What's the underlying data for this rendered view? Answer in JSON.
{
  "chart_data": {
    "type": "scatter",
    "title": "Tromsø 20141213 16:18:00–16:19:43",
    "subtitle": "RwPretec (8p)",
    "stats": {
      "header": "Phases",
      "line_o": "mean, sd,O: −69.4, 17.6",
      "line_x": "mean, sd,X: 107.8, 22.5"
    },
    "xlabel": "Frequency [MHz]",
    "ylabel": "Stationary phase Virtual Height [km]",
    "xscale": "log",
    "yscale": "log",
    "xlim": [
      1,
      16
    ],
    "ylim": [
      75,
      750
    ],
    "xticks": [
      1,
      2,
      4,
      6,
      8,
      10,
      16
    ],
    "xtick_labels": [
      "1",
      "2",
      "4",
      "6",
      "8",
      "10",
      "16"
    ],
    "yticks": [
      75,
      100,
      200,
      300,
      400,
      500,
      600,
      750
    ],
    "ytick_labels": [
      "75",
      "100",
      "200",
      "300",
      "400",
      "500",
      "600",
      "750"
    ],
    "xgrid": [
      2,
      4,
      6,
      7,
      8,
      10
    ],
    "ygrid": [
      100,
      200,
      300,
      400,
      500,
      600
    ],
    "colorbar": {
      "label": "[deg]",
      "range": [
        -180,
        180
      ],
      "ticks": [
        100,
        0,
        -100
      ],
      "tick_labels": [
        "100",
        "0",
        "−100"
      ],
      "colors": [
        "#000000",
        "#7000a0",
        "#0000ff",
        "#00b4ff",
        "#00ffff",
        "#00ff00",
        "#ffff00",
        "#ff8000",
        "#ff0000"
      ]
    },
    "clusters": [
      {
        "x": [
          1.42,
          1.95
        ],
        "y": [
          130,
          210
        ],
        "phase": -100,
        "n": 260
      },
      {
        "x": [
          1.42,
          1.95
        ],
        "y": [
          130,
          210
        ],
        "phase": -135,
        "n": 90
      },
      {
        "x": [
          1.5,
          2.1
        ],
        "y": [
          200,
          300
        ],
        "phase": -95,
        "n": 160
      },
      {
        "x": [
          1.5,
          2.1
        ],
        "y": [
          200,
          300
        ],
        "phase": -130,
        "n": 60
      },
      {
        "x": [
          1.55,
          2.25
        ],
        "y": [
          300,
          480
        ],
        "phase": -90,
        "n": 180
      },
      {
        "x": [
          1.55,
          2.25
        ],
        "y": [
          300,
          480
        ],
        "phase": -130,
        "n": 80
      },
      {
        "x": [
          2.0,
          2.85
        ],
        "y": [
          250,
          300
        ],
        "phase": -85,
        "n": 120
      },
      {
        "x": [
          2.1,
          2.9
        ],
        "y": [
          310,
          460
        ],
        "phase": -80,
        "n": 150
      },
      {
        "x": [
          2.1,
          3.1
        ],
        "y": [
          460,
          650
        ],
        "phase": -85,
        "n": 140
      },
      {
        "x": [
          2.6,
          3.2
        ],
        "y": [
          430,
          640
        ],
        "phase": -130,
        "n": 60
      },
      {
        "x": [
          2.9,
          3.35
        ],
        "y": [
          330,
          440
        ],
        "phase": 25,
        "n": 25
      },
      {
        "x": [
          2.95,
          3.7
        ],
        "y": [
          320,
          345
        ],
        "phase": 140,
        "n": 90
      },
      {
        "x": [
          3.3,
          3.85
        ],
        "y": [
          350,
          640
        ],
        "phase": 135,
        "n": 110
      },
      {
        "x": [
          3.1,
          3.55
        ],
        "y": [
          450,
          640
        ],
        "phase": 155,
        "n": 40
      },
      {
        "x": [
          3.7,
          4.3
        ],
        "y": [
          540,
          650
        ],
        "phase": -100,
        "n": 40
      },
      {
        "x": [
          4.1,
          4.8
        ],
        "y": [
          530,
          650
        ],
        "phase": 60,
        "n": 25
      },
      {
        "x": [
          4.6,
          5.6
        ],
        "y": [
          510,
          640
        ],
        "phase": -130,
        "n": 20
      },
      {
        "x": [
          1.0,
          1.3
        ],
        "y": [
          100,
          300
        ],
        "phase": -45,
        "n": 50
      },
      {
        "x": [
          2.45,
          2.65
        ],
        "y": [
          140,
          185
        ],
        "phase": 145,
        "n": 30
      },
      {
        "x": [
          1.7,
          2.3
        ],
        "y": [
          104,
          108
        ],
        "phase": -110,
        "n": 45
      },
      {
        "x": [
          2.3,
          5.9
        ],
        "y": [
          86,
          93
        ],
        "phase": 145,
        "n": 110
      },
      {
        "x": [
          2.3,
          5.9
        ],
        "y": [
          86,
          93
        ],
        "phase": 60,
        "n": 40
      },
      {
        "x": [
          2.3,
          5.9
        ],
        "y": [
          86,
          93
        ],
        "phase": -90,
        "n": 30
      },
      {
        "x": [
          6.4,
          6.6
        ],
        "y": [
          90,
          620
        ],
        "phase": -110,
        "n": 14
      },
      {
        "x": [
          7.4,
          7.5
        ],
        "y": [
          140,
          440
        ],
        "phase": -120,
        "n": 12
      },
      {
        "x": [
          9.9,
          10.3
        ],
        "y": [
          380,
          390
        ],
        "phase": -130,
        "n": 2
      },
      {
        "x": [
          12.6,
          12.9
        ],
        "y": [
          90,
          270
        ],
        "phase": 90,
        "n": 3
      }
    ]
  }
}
■ ■ ■ ■
— Written exercise —
Copy out every entry again, exactly as it was given.

— Exercise result —
What's the underlying data for this rendered view? Answer in JSON.
{
  "chart_data": {
    "type": "scatter",
    "title": "Tromsø 20141213 16:18:00–16:19:43",
    "subtitle": "RwPretec (8p)",
    "stats": {
      "header": "Phases",
      "line_o": "mean, sd,O: −69.4, 17.6",
      "line_x": "mean, sd,X: 107.8, 22.5"
    },
    "xlabel": "Frequency [MHz]",
    "ylabel": "Stationary phase Virtual Height [km]",
    "xscale": "log",
    "yscale": "log",
    "xlim": [
      1,
      16
    ],
    "ylim": [
      75,
      750
    ],
    "xticks": [
      1,
      2,
      4,
      6,
      8,
      10,
      16
    ],
    "xtick_labels": [
      "1",
      "2",
      "4",
      "6",
      "8",
      "10",
      "16"
    ],
    "yticks": [
      75,
      100,
      200,
      300,
      400,
      500,
      600,
      750
    ],
    "ytick_labels": [
      "75",
      "100",
      "200",
      "300",
      "400",
      "500",
      "600",
      "750"
    ],
    "xgrid": [
      2,
      4,
      6,
      7,
      8,
      10
    ],
    "ygrid": [
      100,
      200,
      300,
      400,
      500,
      600
    ],
    "colorbar": {
      "label": "[deg]",
      "range": [
        -180,
        180
      ],
      "ticks": [
        100,
        0,
        -100
      ],
      "tick_labels": [
        "100",
        "0",
        "−100"
      ],
      "colors": [
        "#000000",
        "#7000a0",
        "#0000ff",
        "#00b4ff",
        "#00ffff",
        "#00ff00",
        "#ffff00",
        "#ff8000",
        "#ff0000"
      ]
    },
    "clusters": [
      {
        "x": [
          1.42,
          1.95
        ],
        "y": [
          130,
          210
        ],
        "phase": -100,
        "n": 260
      },
      {
        "x": [
          1.42,
          1.95
        ],
        "y": [
          130,
          210
        ],
        "phase": -135,
        "n": 90
      },
      {
        "x": [
          1.5,
          2.1
        ],
        "y": [
          200,
          300
        ],
        "phase": -95,
        "n": 160
      },
      {
        "x": [
          1.5,
          2.1
        ],
        "y": [
          200,
          300
        ],
        "phase": -130,
        "n": 60
      },
      {
        "x": [
          1.55,
          2.25
        ],
        "y": [
          300,
          480
        ],
        "phase": -90,
        "n": 180
      },
      {
        "x": [
          1.55,
          2.25
        ],
        "y": [
          300,
          480
        ],
        "phase": -130,
        "n": 80
      },
      {
        "x": [
          2.0,
          2.85
        ],
        "y": [
          250,
          300
        ],
        "phase": -85,
        "n": 120
      },
      {
        "x": [
          2.1,
          2.9
        ],
        "y": [
          310,
          460
        ],
        "phase": -80,
        "n": 150
      },
      {
        "x": [
          2.1,
          3.1
        ],
        "y": [
          460,
          650
        ],
        "phase": -85,
        "n": 140
      },
      {
        "x": [
          2.6,
          3.2
        ],
        "y": [
          430,
          640
        ],
        "phase": -130,
        "n": 60
      },
      {
        "x": [
          2.9,
          3.35
        ],
        "y": [
          330,
          440
        ],
        "phase": 25,
        "n": 25
      },
      {
        "x": [
          2.95,
          3.7
        ],
        "y": [
          320,
          345
        ],
        "phase": 140,
        "n": 90
      },
      {
        "x": [
          3.3,
          3.85
        ],
        "y": [
          350,
          640
        ],
        "phase": 135,
        "n": 110
      },
      {
        "x": [
          3.1,
          3.55
        ],
        "y": [
          450,
          640
        ],
        "phase": 155,
        "n": 40
      },
      {
        "x": [
          3.7,
          4.3
        ],
        "y": [
          540,
          650
        ],
        "phase": -100,
        "n": 40
      },
      {
        "x": [
          4.1,
          4.8
        ],
        "y": [
          530,
          650
        ],
        "phase": 60,
        "n": 25
      },
      {
        "x": [
          4.6,
          5.6
        ],
        "y": [
          510,
          640
        ],
        "phase": -130,
        "n": 20
      },
      {
        "x": [
          1.0,
          1.3
        ],
        "y": [
          100,
          300
        ],
        "phase": -45,
        "n": 50
      },
      {
        "x": [
          2.45,
          2.65
        ],
        "y": [
          140,
          185
        ],
        "phase": 145,
        "n": 30
      },
      {
        "x": [
          1.7,
          2.3
        ],
        "y": [
          104,
          108
        ],
        "phase": -110,
        "n": 45
      },
      {
        "x": [
          2.3,
          5.9
        ],
        "y": [
          86,
          93
        ],
        "phase": 145,
        "n": 110
      },
      {
        "x": [
          2.3,
          5.9
        ],
        "y": [
          86,
          93
        ],
        "phase": 60,
        "n": 40
      },
      {
        "x": [
          2.3,
          5.9
        ],
        "y": [
          86,
          93
        ],
        "phase": -90,
        "n": 30
      },
      {
        "x": [
          6.4,
          6.6
        ],
        "y": [
          90,
          620
        ],
        "phase": -110,
        "n": 14
      },
      {
        "x": [
          7.4,
          7.5
        ],
        "y": [
          140,
          440
        ],
        "phase": -120,
        "n": 12
      },
      {
        "x": [
          9.9,
          10.3
        ],
        "y": [
          380,
          390
        ],
        "phase": -130,
        "n": 2
      },
      {
        "x": [
          12.6,
          12.9
        ],
        "y": [
          90,
          270
        ],
        "phase": 90,
        "n": 3
      }
    ]
  }
}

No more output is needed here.